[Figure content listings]
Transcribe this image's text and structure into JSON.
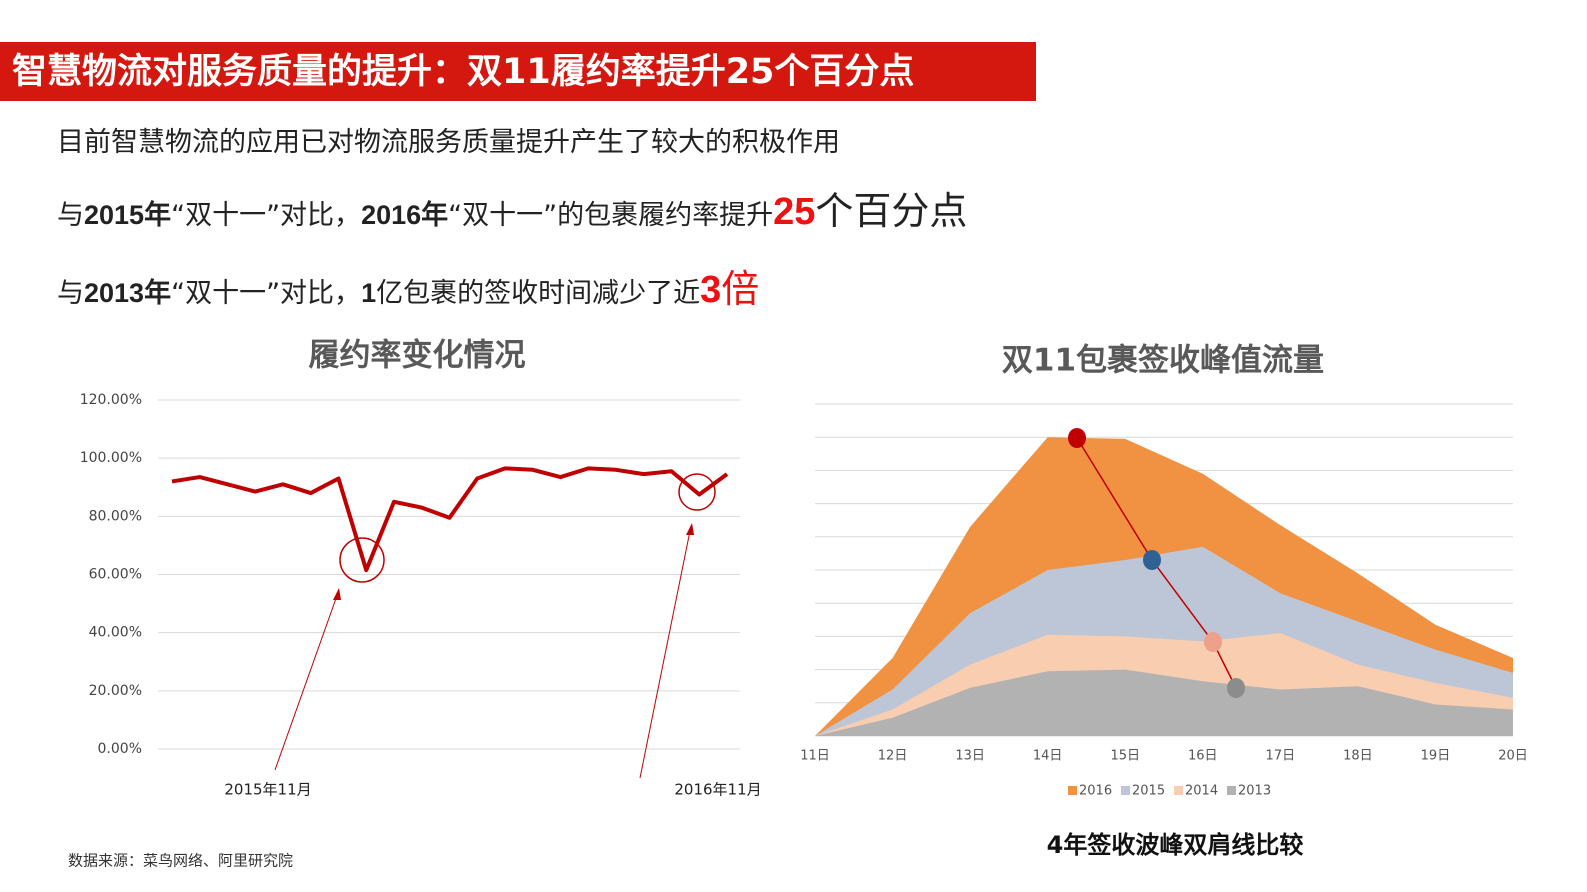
{
  "header": {
    "title": "智慧物流对服务质量的提升：双11履约率提升25个百分点"
  },
  "bullets": [
    {
      "segments": [
        {
          "text": "目前智慧物流的应用已对物流服务质量提升产生了较大的积极作用",
          "style": "normal"
        }
      ]
    },
    {
      "segments": [
        {
          "text": "与",
          "style": "normal"
        },
        {
          "text": "2015年",
          "style": "bold"
        },
        {
          "text": "“双十一”对比，",
          "style": "normal"
        },
        {
          "text": "2016年",
          "style": "bold"
        },
        {
          "text": "“双十一”的包裹履约率提升",
          "style": "normal"
        },
        {
          "text": "25",
          "style": "highlight"
        },
        {
          "text": "个百分点",
          "style": "large"
        }
      ]
    },
    {
      "segments": [
        {
          "text": "与",
          "style": "normal"
        },
        {
          "text": "2013年",
          "style": "bold"
        },
        {
          "text": "“双十一”对比，",
          "style": "normal"
        },
        {
          "text": "1",
          "style": "bold"
        },
        {
          "text": "亿包裹的签收时间减少了近",
          "style": "normal"
        },
        {
          "text": "3",
          "style": "highlight"
        },
        {
          "text": "倍",
          "style": "highlight-large"
        }
      ]
    }
  ],
  "chart_data": [
    {
      "type": "line",
      "title": "履约率变化情况",
      "color": "#c00000",
      "grid": true,
      "categories": [
        null,
        null,
        null,
        null,
        null,
        null,
        null,
        null,
        null,
        null,
        null,
        null,
        null,
        null,
        null,
        null,
        null,
        null,
        null,
        null,
        null
      ],
      "values": [
        92,
        93.5,
        91,
        88.5,
        91,
        88,
        93,
        61.5,
        85,
        83,
        79.5,
        93,
        96.5,
        96,
        93.5,
        96.5,
        96,
        94.5,
        95.5,
        87.5,
        94.5
      ],
      "ylim": [
        0,
        120
      ],
      "yticks": [
        {
          "value": 0,
          "label": "0.00%"
        },
        {
          "value": 20,
          "label": "20.00%"
        },
        {
          "value": 40,
          "label": "40.00%"
        },
        {
          "value": 60,
          "label": "60.00%"
        },
        {
          "value": 80,
          "label": "80.00%"
        },
        {
          "value": 100,
          "label": "100.00%"
        },
        {
          "value": 120,
          "label": "120.00%"
        }
      ],
      "annotations": [
        "2015年11月",
        "2016年11月"
      ]
    },
    {
      "type": "area",
      "title": "双11包裹签收峰值流量",
      "caption": "4年签收波峰双肩线比较",
      "grid": true,
      "show_ytick_labels": false,
      "categories": [
        "11日",
        "12日",
        "13日",
        "14日",
        "15日",
        "16日",
        "17日",
        "18日",
        "19日",
        "20日"
      ],
      "ylim": [
        0,
        10
      ],
      "yticks": [
        0,
        1,
        2,
        3,
        4,
        5,
        6,
        7,
        8,
        9,
        10
      ],
      "series": [
        {
          "name": "2016",
          "color": "#f09242",
          "values": [
            0,
            2.35,
            6.3,
            9.0,
            8.95,
            7.9,
            6.35,
            4.9,
            3.35,
            2.35
          ]
        },
        {
          "name": "2015",
          "color": "#bcc6d6",
          "values": [
            0,
            1.4,
            3.7,
            5.0,
            5.3,
            5.7,
            4.3,
            3.45,
            2.6,
            1.9
          ]
        },
        {
          "name": "2014",
          "color": "#f8cdb0",
          "values": [
            0,
            0.8,
            2.15,
            3.05,
            3.0,
            2.85,
            3.1,
            2.15,
            1.6,
            1.15
          ]
        },
        {
          "name": "2013",
          "color": "#b2b2b2",
          "values": [
            0,
            0.55,
            1.45,
            1.95,
            2.0,
            1.65,
            1.4,
            1.5,
            0.95,
            0.8
          ]
        }
      ]
    }
  ],
  "footer": {
    "source": "数据来源：菜鸟网络、阿里研究院"
  }
}
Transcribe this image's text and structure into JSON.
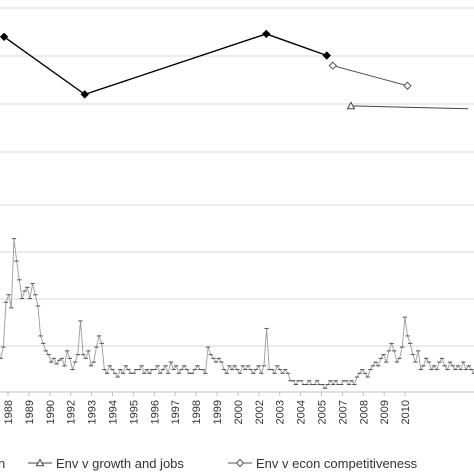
{
  "chart_data": {
    "type": "line",
    "grid": true,
    "panels": [
      {
        "name": "upper",
        "ylim": [
          0,
          100
        ],
        "series": [
          {
            "name": "",
            "color": "#000000",
            "marker": "diamond-filled",
            "points": [
              [
                1988,
                80
              ],
              [
                1992,
                40
              ],
              [
                2001,
                82
              ],
              [
                2004,
                67
              ]
            ]
          },
          {
            "name": "Env v econ competitiveness",
            "color": "#555555",
            "marker": "diamond-open",
            "points": [
              [
                2004.3,
                60
              ],
              [
                2008,
                46
              ]
            ]
          },
          {
            "name": "Env v growth and jobs",
            "color": "#444444",
            "marker": "triangle",
            "points": [
              [
                2005.2,
                32
              ],
              [
                2011,
                30
              ]
            ]
          }
        ]
      },
      {
        "name": "lower",
        "ylim": [
          0,
          100
        ],
        "series": [
          {
            "name": "",
            "color": "#9a9a9a",
            "marker": "dash",
            "values": [
              20,
              18,
              24,
              48,
              52,
              45,
              82,
              70,
              60,
              50,
              54,
              56,
              50,
              58,
              52,
              46,
              30,
              26,
              22,
              20,
              16,
              18,
              15,
              17,
              18,
              14,
              22,
              18,
              12,
              16,
              20,
              38,
              20,
              18,
              22,
              14,
              16,
              24,
              30,
              26,
              12,
              10,
              14,
              12,
              10,
              8,
              12,
              10,
              14,
              12,
              10,
              10,
              12,
              12,
              14,
              10,
              12,
              10,
              12,
              12,
              14,
              10,
              12,
              14,
              10,
              16,
              12,
              14,
              10,
              12,
              14,
              12,
              10,
              10,
              12,
              14,
              12,
              12,
              10,
              24,
              20,
              18,
              16,
              18,
              16,
              12,
              10,
              14,
              12,
              14,
              12,
              10,
              14,
              12,
              14,
              12,
              10,
              12,
              14,
              10,
              14,
              34,
              12,
              12,
              10,
              14,
              12,
              10,
              12,
              10,
              6,
              6,
              4,
              6,
              6,
              4,
              4,
              6,
              4,
              4,
              6,
              4,
              4,
              2,
              4,
              6,
              4,
              6,
              4,
              4,
              6,
              6,
              4,
              6,
              4,
              8,
              10,
              12,
              10,
              8,
              12,
              14,
              16,
              14,
              18,
              20,
              16,
              22,
              26,
              22,
              16,
              18,
              24,
              40,
              30,
              26,
              20,
              16,
              22,
              12,
              14,
              18,
              16,
              12,
              14,
              12,
              16,
              18,
              14,
              12,
              16,
              14,
              12,
              14,
              12,
              16,
              12,
              14,
              12,
              10
            ]
          }
        ]
      }
    ],
    "x_tick_labels": [
      "1988",
      "1989",
      "1990",
      "1992",
      "1993",
      "1994",
      "1995",
      "1996",
      "1997",
      "1998",
      "1999",
      "2000",
      "2002",
      "2003",
      "2004",
      "2005",
      "2007",
      "2008",
      "2009",
      "2010"
    ],
    "legend": {
      "placement": "bottom",
      "items": [
        {
          "label": "n",
          "marker": "none"
        },
        {
          "label": "Env v growth and jobs",
          "marker": "triangle"
        },
        {
          "label": "Env v econ competitiveness",
          "marker": "diamond-open"
        }
      ]
    }
  }
}
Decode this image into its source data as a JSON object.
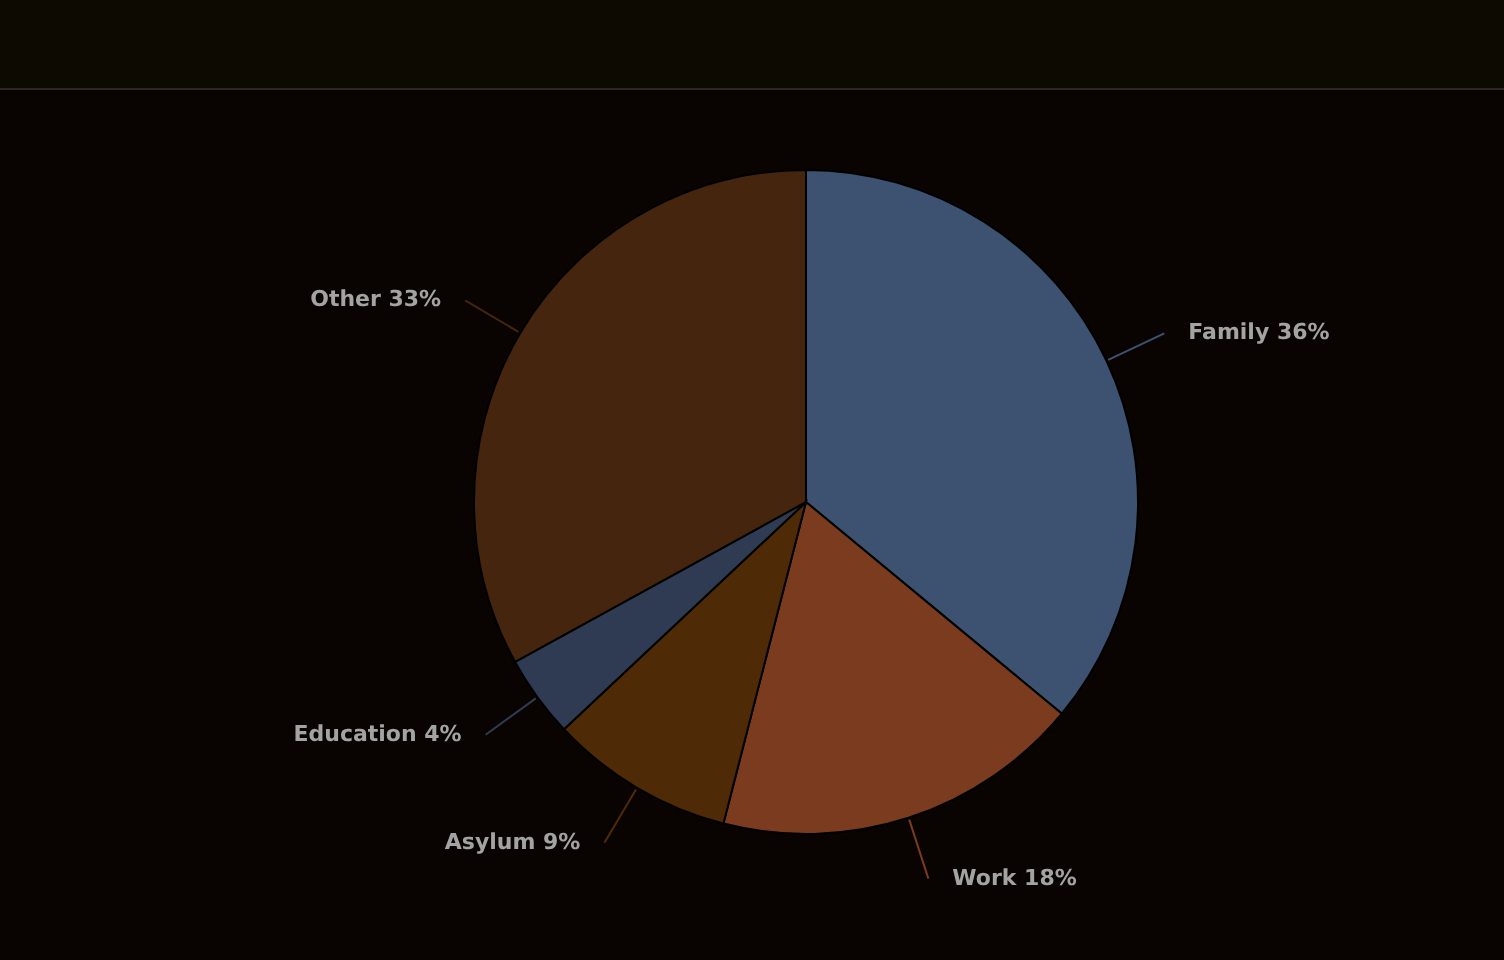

### Given problem
Leave the pictures out and reproduce all of the records exactly.

### Solution to this exercise
Transcribe this image's text and structure into JSON.
{
  "header": {
    "title": "智慧物流对服务质量的提升：双11履约率提升25个百分点"
  },
  "bullets": [
    {
      "segments": [
        {
          "text": "目前智慧物流的应用已对物流服务质量提升产生了较大的积极作用",
          "style": "normal"
        }
      ]
    },
    {
      "segments": [
        {
          "text": "与",
          "style": "normal"
        },
        {
          "text": "2015年",
          "style": "bold"
        },
        {
          "text": "“双十一”对比，",
          "style": "normal"
        },
        {
          "text": "2016年",
          "style": "bold"
        },
        {
          "text": "“双十一”的包裹履约率提升",
          "style": "normal"
        },
        {
          "text": "25",
          "style": "highlight"
        },
        {
          "text": "个百分点",
          "style": "large"
        }
      ]
    },
    {
      "segments": [
        {
          "text": "与",
          "style": "normal"
        },
        {
          "text": "2013年",
          "style": "bold"
        },
        {
          "text": "“双十一”对比，",
          "style": "normal"
        },
        {
          "text": "1",
          "style": "bold"
        },
        {
          "text": "亿包裹的签收时间减少了近",
          "style": "normal"
        },
        {
          "text": "3",
          "style": "highlight"
        },
        {
          "text": "倍",
          "style": "highlight-large"
        }
      ]
    }
  ],
  "chart_data": [
    {
      "type": "line",
      "title": "履约率变化情况",
      "color": "#c00000",
      "grid": true,
      "categories": [
        null,
        null,
        null,
        null,
        null,
        null,
        null,
        null,
        null,
        null,
        null,
        null,
        null,
        null,
        null,
        null,
        null,
        null,
        null,
        null,
        null
      ],
      "values": [
        92,
        93.5,
        91,
        88.5,
        91,
        88,
        93,
        61.5,
        85,
        83,
        79.5,
        93,
        96.5,
        96,
        93.5,
        96.5,
        96,
        94.5,
        95.5,
        87.5,
        94.5
      ],
      "ylim": [
        0,
        120
      ],
      "yticks": [
        {
          "value": 0,
          "label": "0.00%"
        },
        {
          "value": 20,
          "label": "20.00%"
        },
        {
          "value": 40,
          "label": "40.00%"
        },
        {
          "value": 60,
          "label": "60.00%"
        },
        {
          "value": 80,
          "label": "80.00%"
        },
        {
          "value": 100,
          "label": "100.00%"
        },
        {
          "value": 120,
          "label": "120.00%"
        }
      ],
      "annotations": [
        "2015年11月",
        "2016年11月"
      ]
    },
    {
      "type": "area",
      "title": "双11包裹签收峰值流量",
      "caption": "4年签收波峰双肩线比较",
      "grid": true,
      "show_ytick_labels": false,
      "categories": [
        "11日",
        "12日",
        "13日",
        "14日",
        "15日",
        "16日",
        "17日",
        "18日",
        "19日",
        "20日"
      ],
      "ylim": [
        0,
        10
      ],
      "yticks": [
        0,
        1,
        2,
        3,
        4,
        5,
        6,
        7,
        8,
        9,
        10
      ],
      "series": [
        {
          "name": "2016",
          "color": "#f09242",
          "values": [
            0,
            2.35,
            6.3,
            9.0,
            8.95,
            7.9,
            6.35,
            4.9,
            3.35,
            2.35
          ]
        },
        {
          "name": "2015",
          "color": "#bcc6d6",
          "values": [
            0,
            1.4,
            3.7,
            5.0,
            5.3,
            5.7,
            4.3,
            3.45,
            2.6,
            1.9
          ]
        },
        {
          "name": "2014",
          "color": "#f8cdb0",
          "values": [
            0,
            0.8,
            2.15,
            3.05,
            3.0,
            2.85,
            3.1,
            2.15,
            1.6,
            1.15
          ]
        },
        {
          "name": "2013",
          "color": "#b2b2b2",
          "values": [
            0,
            0.55,
            1.45,
            1.95,
            2.0,
            1.65,
            1.4,
            1.5,
            0.95,
            0.8
          ]
        }
      ]
    }
  ],
  "footer": {
    "source": "数据来源：菜鸟网络、阿里研究院"
  }
}
Transcribe this image's text and structure into JSON.
{
  "chart_data": {
    "type": "line",
    "grid": true,
    "panels": [
      {
        "name": "upper",
        "ylim": [
          0,
          100
        ],
        "series": [
          {
            "name": "",
            "color": "#000000",
            "marker": "diamond-filled",
            "points": [
              [
                1988,
                80
              ],
              [
                1992,
                40
              ],
              [
                2001,
                82
              ],
              [
                2004,
                67
              ]
            ]
          },
          {
            "name": "Env v econ competitiveness",
            "color": "#555555",
            "marker": "diamond-open",
            "points": [
              [
                2004.3,
                60
              ],
              [
                2008,
                46
              ]
            ]
          },
          {
            "name": "Env v growth and jobs",
            "color": "#444444",
            "marker": "triangle",
            "points": [
              [
                2005.2,
                32
              ],
              [
                2011,
                30
              ]
            ]
          }
        ]
      },
      {
        "name": "lower",
        "ylim": [
          0,
          100
        ],
        "series": [
          {
            "name": "",
            "color": "#9a9a9a",
            "marker": "dash",
            "values": [
              20,
              18,
              24,
              48,
              52,
              45,
              82,
              70,
              60,
              50,
              54,
              56,
              50,
              58,
              52,
              46,
              30,
              26,
              22,
              20,
              16,
              18,
              15,
              17,
              18,
              14,
              22,
              18,
              12,
              16,
              20,
              38,
              20,
              18,
              22,
              14,
              16,
              24,
              30,
              26,
              12,
              10,
              14,
              12,
              10,
              8,
              12,
              10,
              14,
              12,
              10,
              10,
              12,
              12,
              14,
              10,
              12,
              10,
              12,
              12,
              14,
              10,
              12,
              14,
              10,
              16,
              12,
              14,
              10,
              12,
              14,
              12,
              10,
              10,
              12,
              14,
              12,
              12,
              10,
              24,
              20,
              18,
              16,
              18,
              16,
              12,
              10,
              14,
              12,
              14,
              12,
              10,
              14,
              12,
              14,
              12,
              10,
              12,
              14,
              10,
              14,
              34,
              12,
              12,
              10,
              14,
              12,
              10,
              12,
              10,
              6,
              6,
              4,
              6,
              6,
              4,
              4,
              6,
              4,
              4,
              6,
              4,
              4,
              2,
              4,
              6,
              4,
              6,
              4,
              4,
              6,
              6,
              4,
              6,
              4,
              8,
              10,
              12,
              10,
              8,
              12,
              14,
              16,
              14,
              18,
              20,
              16,
              22,
              26,
              22,
              16,
              18,
              24,
              40,
              30,
              26,
              20,
              16,
              22,
              12,
              14,
              18,
              16,
              12,
              14,
              12,
              16,
              18,
              14,
              12,
              16,
              14,
              12,
              14,
              12,
              16,
              12,
              14,
              12,
              10
            ]
          }
        ]
      }
    ],
    "x_tick_labels": [
      "1988",
      "1989",
      "1990",
      "1992",
      "1993",
      "1994",
      "1995",
      "1996",
      "1997",
      "1998",
      "1999",
      "2000",
      "2002",
      "2003",
      "2004",
      "2005",
      "2007",
      "2008",
      "2009",
      "2010"
    ],
    "legend": {
      "placement": "bottom",
      "items": [
        {
          "label": "n",
          "marker": "none"
        },
        {
          "label": "Env v growth and jobs",
          "marker": "triangle"
        },
        {
          "label": "Env v econ competitiveness",
          "marker": "diamond-open"
        }
      ]
    }
  }
}
Decode this image into its source data as a JSON object.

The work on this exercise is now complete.